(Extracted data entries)
--------------------------------------------------

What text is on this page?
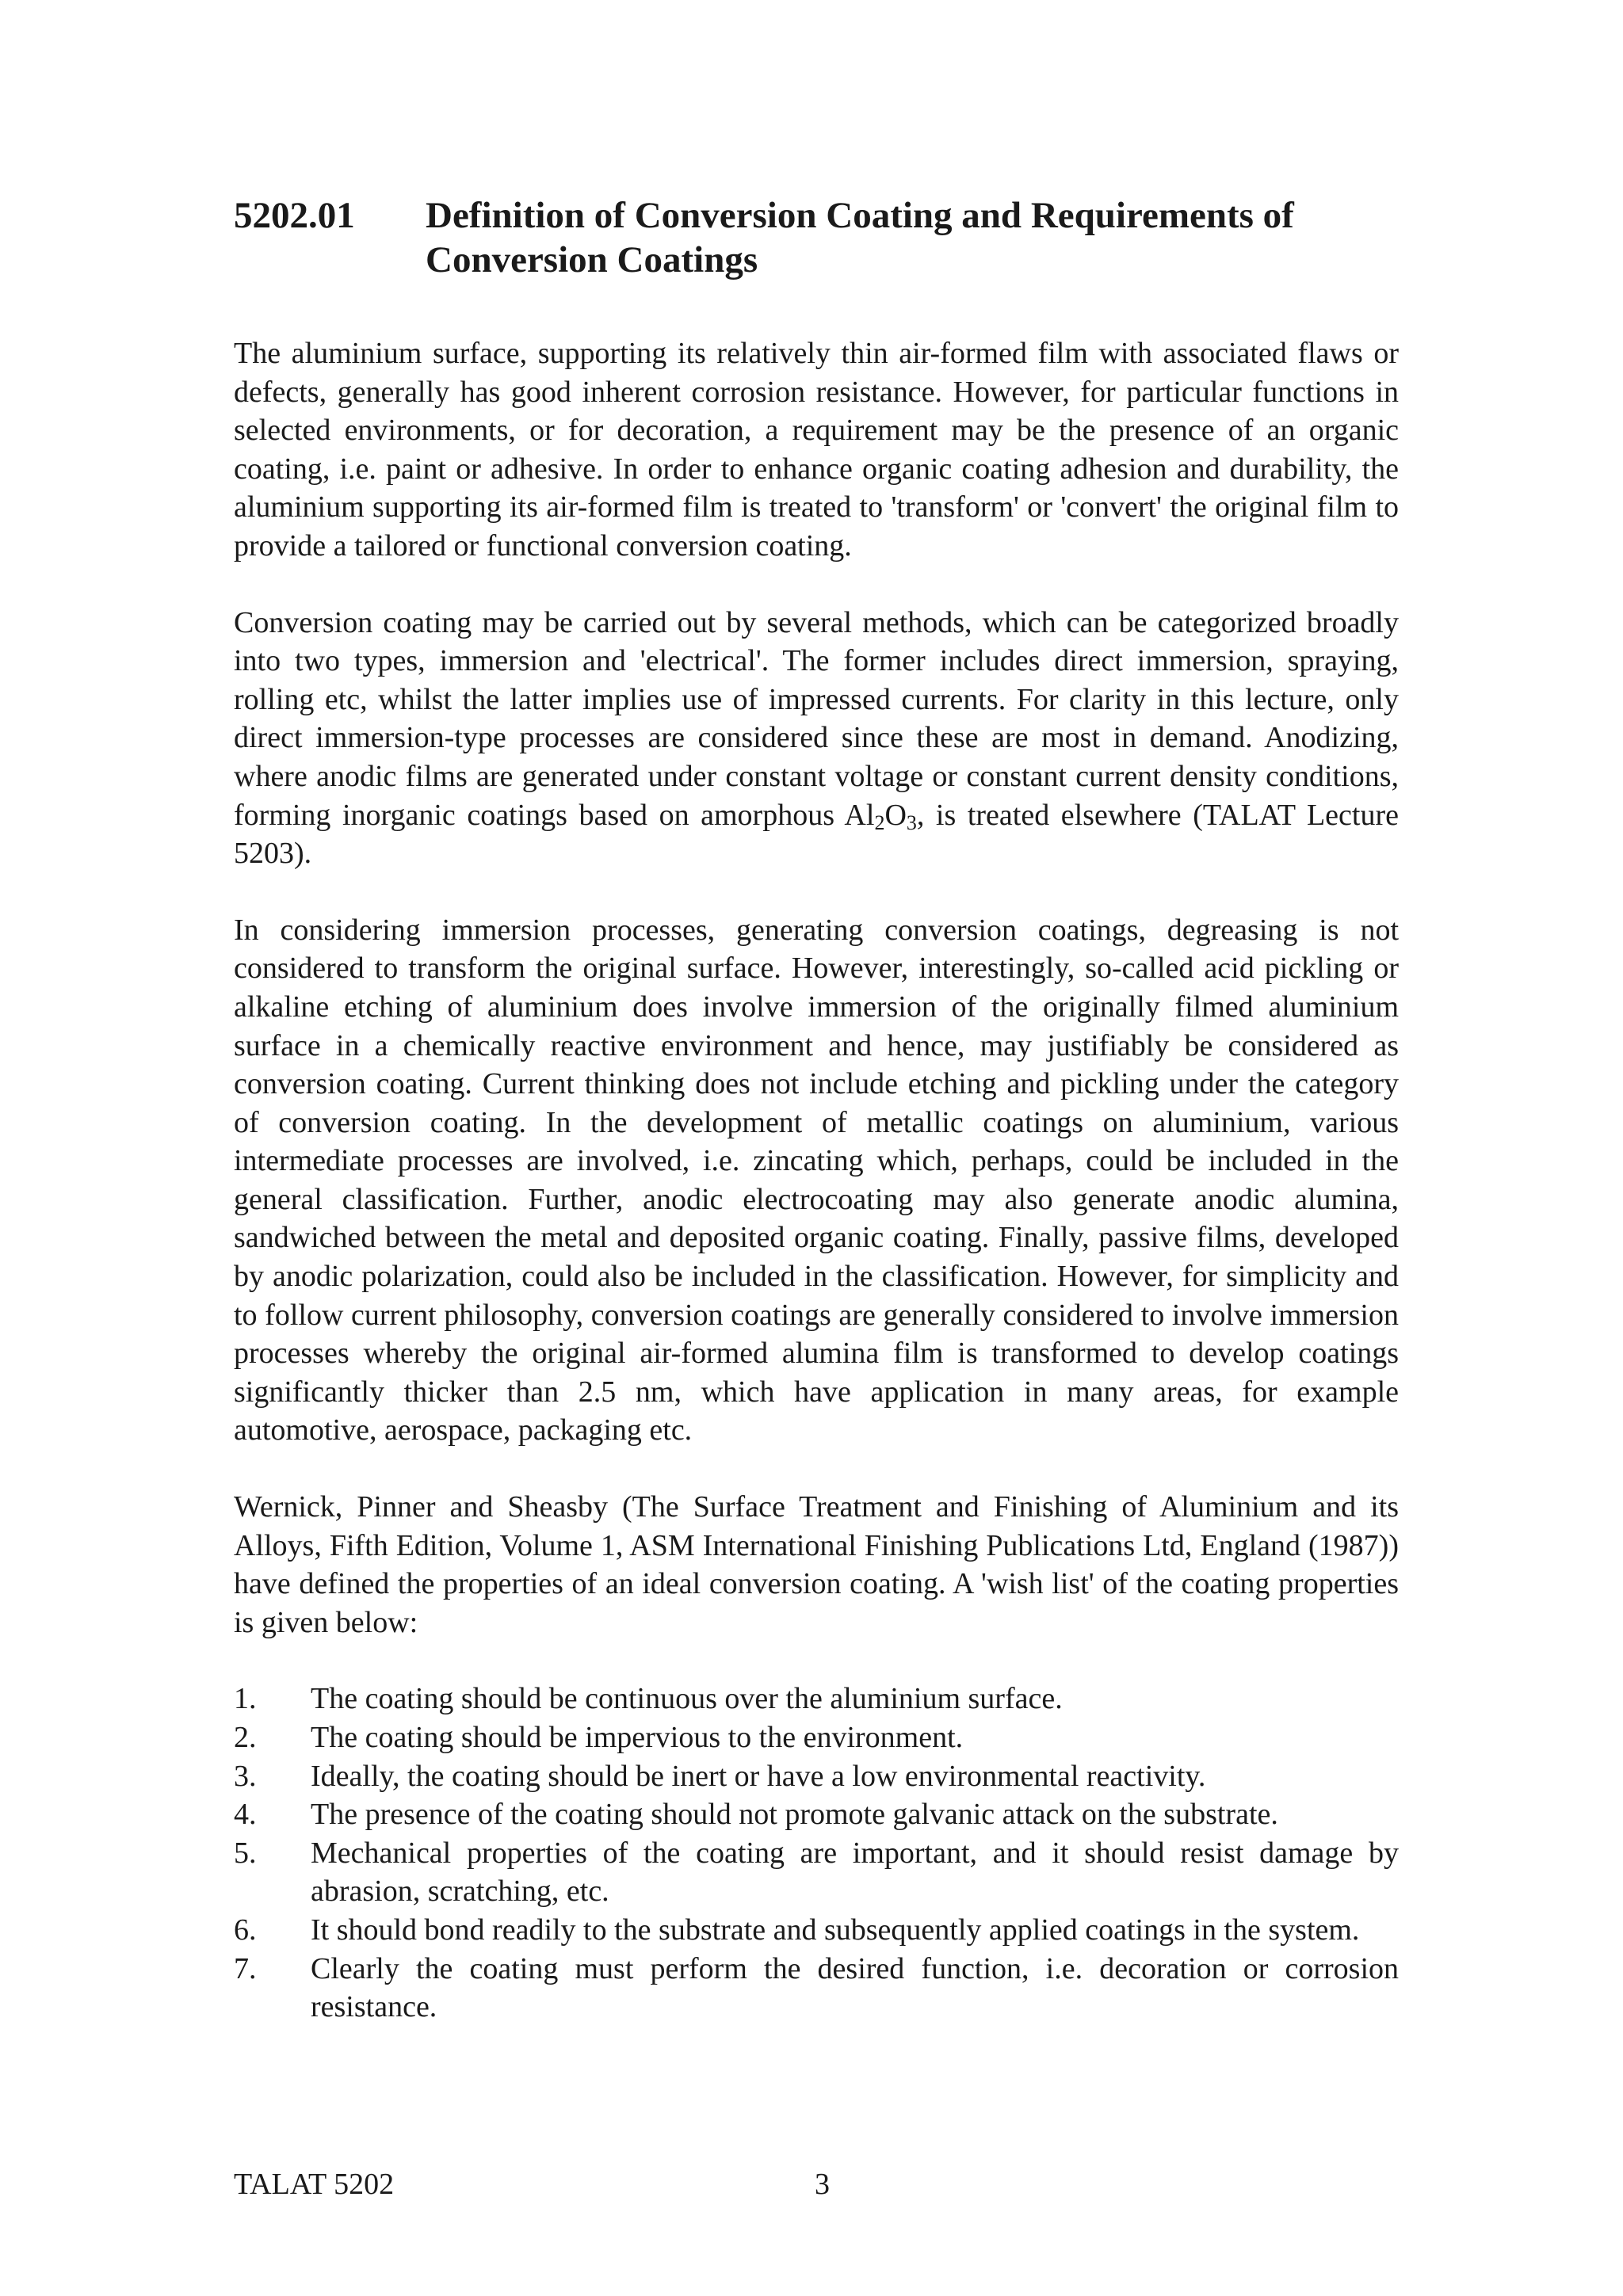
5202.01	Definition of Conversion Coating and Requirements of Conversion Coatings

The aluminium surface, supporting its relatively thin air-formed film with associated flaws or defects, generally has good inherent corrosion resistance. However, for particular functions in selected environments, or for decoration, a requirement may be the presence of an organic coating, i.e. paint or adhesive. In order to enhance organic coating adhesion and durability, the aluminium supporting its air-formed film is treated to 'transform' or 'convert' the original film to provide a tailored or functional conversion coating.

Conversion coating may be carried out by several methods, which can be categorized broadly into two types, immersion and 'electrical'. The former includes direct immersion, spraying, rolling etc, whilst the latter implies use of impressed currents. For clarity in this lecture, only direct immersion-type processes are considered since these are most in demand. Anodizing, where anodic films are generated under constant voltage or constant current density conditions, forming inorganic coatings based on amorphous $Al_2O_3$, is treated elsewhere (TALAT Lecture 5203).

In considering immersion processes, generating conversion coatings, degreasing is not considered to transform the original surface. However, interestingly, so-called acid pickling or alkaline etching of aluminium does involve immersion of the originally filmed aluminium surface in a chemically reactive environment and hence, may justifiably be considered as conversion coating. Current thinking does not include etching and pickling under the category of conversion coating. In the development of metallic coatings on aluminium, various intermediate processes are involved, i.e. zincating which, perhaps, could be included in the general classification. Further, anodic electrocoating may also generate anodic alumina, sandwiched between the metal and deposited organic coating. Finally, passive films, developed by anodic polarization, could also be included in the classification. However, for simplicity and to follow current philosophy, conversion coatings are generally considered to involve immersion processes whereby the original air-formed alumina film is transformed to develop coatings significantly thicker than 2.5 nm, which have application in many areas, for example automotive, aerospace, packaging etc.

Wernick, Pinner and Sheasby (The Surface Treatment and Finishing of Aluminium and its Alloys, Fifth Edition, Volume 1, ASM International Finishing Publications Ltd, England (1987)) have defined the properties of an ideal conversion coating. A 'wish list' of the coating properties is given below:

1.	The coating should be continuous over the aluminium surface.
2.	The coating should be impervious to the environment.
3.	Ideally, the coating should be inert or have a low environmental reactivity.
4.	The presence of the coating should not promote galvanic attack on the substrate.
5.	Mechanical properties of the coating are important, and it should resist damage by abrasion, scratching, etc.
6.	It should bond readily to the substrate and subsequently applied coatings in the system.
7.	Clearly the coating must perform the desired function, i.e. decoration or corrosion resistance.
TALAT 5202	3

--------------------------------------------------

• _Work instructions_
Report all lines of the data that include the word "immersion".

• _Exercise result_
Conversion coating may be carried out by several methods, which can be categorized broadly into two types, immersion and 'electrical'. The former includes direct immersion, spraying, rolling etc, whilst the latter implies use of impressed currents. For clarity in this lecture, only direct immersion-type processes are considered since these are most in demand. Anodizing, where anodic films are generated under constant voltage or constant current density conditions, forming inorganic coatings based on amorphous $Al_2O_3$, is treated elsewhere (TALAT Lecture 5203).
In considering immersion processes, generating conversion coatings, degreasing is not considered to transform the original surface. However, interestingly, so-called acid pickling or alkaline etching of aluminium does involve immersion of the originally filmed aluminium surface in a chemically reactive environment and hence, may justifiably be considered as conversion coating. Current thinking does not include etching and pickling under the category of conversion coating. In the development of metallic coatings on aluminium, various intermediate processes are involved, i.e. zincating which, perhaps, could be included in the general classification. Further, anodic electrocoating may also generate anodic alumina, sandwiched between the metal and deposited organic coating. Finally, passive films, developed by anodic polarization, could also be included in the classification. However, for simplicity and to follow current philosophy, conversion coatings are generally considered to involve immersion processes whereby the original air-formed alumina film is transformed to develop coatings significantly thicker than 2.5 nm, which have application in many areas, for example automotive, aerospace, packaging etc.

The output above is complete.